[start Given records]

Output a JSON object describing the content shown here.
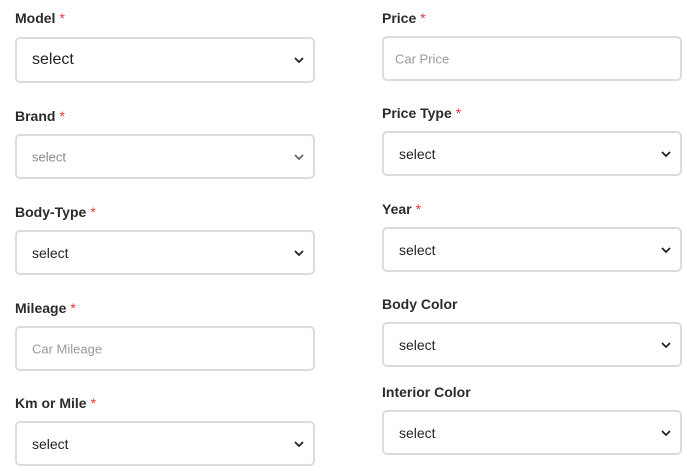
{
  "left": [
    {
      "key": "model",
      "label": "Model",
      "required": true,
      "type": "select",
      "value": "select"
    },
    {
      "key": "brand",
      "label": "Brand",
      "required": true,
      "type": "select",
      "value": "select"
    },
    {
      "key": "body_type",
      "label": "Body-Type",
      "required": true,
      "type": "select",
      "value": "select"
    },
    {
      "key": "mileage",
      "label": "Mileage",
      "required": true,
      "type": "input",
      "value": "",
      "placeholder": "Car Mileage"
    },
    {
      "key": "km_or_mile",
      "label": "Km or Mile",
      "required": true,
      "type": "select",
      "value": "select"
    }
  ],
  "right": [
    {
      "key": "price",
      "label": "Price",
      "required": true,
      "type": "input",
      "value": "",
      "placeholder": "Car Price"
    },
    {
      "key": "price_type",
      "label": "Price Type",
      "required": true,
      "type": "select",
      "value": "select"
    },
    {
      "key": "year",
      "label": "Year",
      "required": true,
      "type": "select",
      "value": "select"
    },
    {
      "key": "body_color",
      "label": "Body Color",
      "required": false,
      "type": "select",
      "value": "select"
    },
    {
      "key": "interior_color",
      "label": "Interior Color",
      "required": false,
      "type": "select",
      "value": "select"
    }
  ],
  "required_marker": "*",
  "colors": {
    "required": "#e53935",
    "border": "#dcdcdc",
    "placeholder": "#9a9a9a"
  },
  "icons": {
    "select_arrow": "chevron-down-icon"
  }
}
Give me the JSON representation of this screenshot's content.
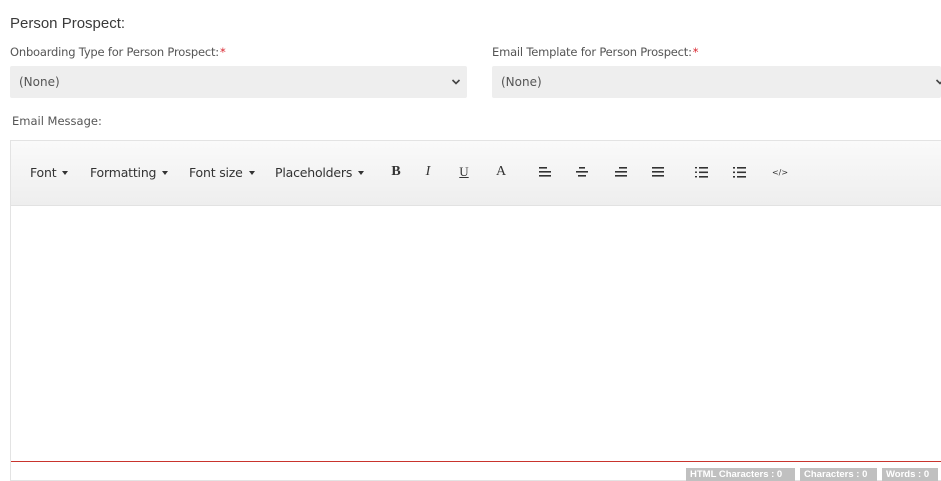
{
  "section": {
    "title": "Person Prospect:"
  },
  "onboarding": {
    "label": "Onboarding Type for Person Prospect:",
    "required_mark": "*",
    "value": "(None)"
  },
  "email_template": {
    "label": "Email Template for Person Prospect:",
    "required_mark": "*",
    "value": "(None)"
  },
  "email_message": {
    "label": "Email Message:"
  },
  "toolbar": {
    "font": "Font",
    "formatting": "Formatting",
    "font_size": "Font size",
    "placeholders": "Placeholders",
    "bold": "B",
    "italic": "I",
    "underline": "U",
    "font_color": "A",
    "code": "</>"
  },
  "status": {
    "html_chars": "HTML Characters : 0",
    "chars": "Characters : 0",
    "words": "Words : 0"
  },
  "colors": {
    "required": "#d9262f",
    "divider": "#c9342d",
    "status_bg": "#c0c0c0"
  }
}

[end Given records]

Output only the lines running from the line with "Give me the" through the last line of the entries above, inclusive, with pictures excluded.

→ **The answer**:
Give me the JSON representation of this screenshot's content.
{
  "section": {
    "title": "Person Prospect:"
  },
  "onboarding": {
    "label": "Onboarding Type for Person Prospect:",
    "required_mark": "*",
    "value": "(None)"
  },
  "email_template": {
    "label": "Email Template for Person Prospect:",
    "required_mark": "*",
    "value": "(None)"
  },
  "email_message": {
    "label": "Email Message:"
  },
  "toolbar": {
    "font": "Font",
    "formatting": "Formatting",
    "font_size": "Font size",
    "placeholders": "Placeholders",
    "bold": "B",
    "italic": "I",
    "underline": "U",
    "font_color": "A",
    "code": "</>"
  },
  "status": {
    "html_chars": "HTML Characters : 0",
    "chars": "Characters : 0",
    "words": "Words : 0"
  },
  "colors": {
    "required": "#d9262f",
    "divider": "#c9342d",
    "status_bg": "#c0c0c0"
  }
}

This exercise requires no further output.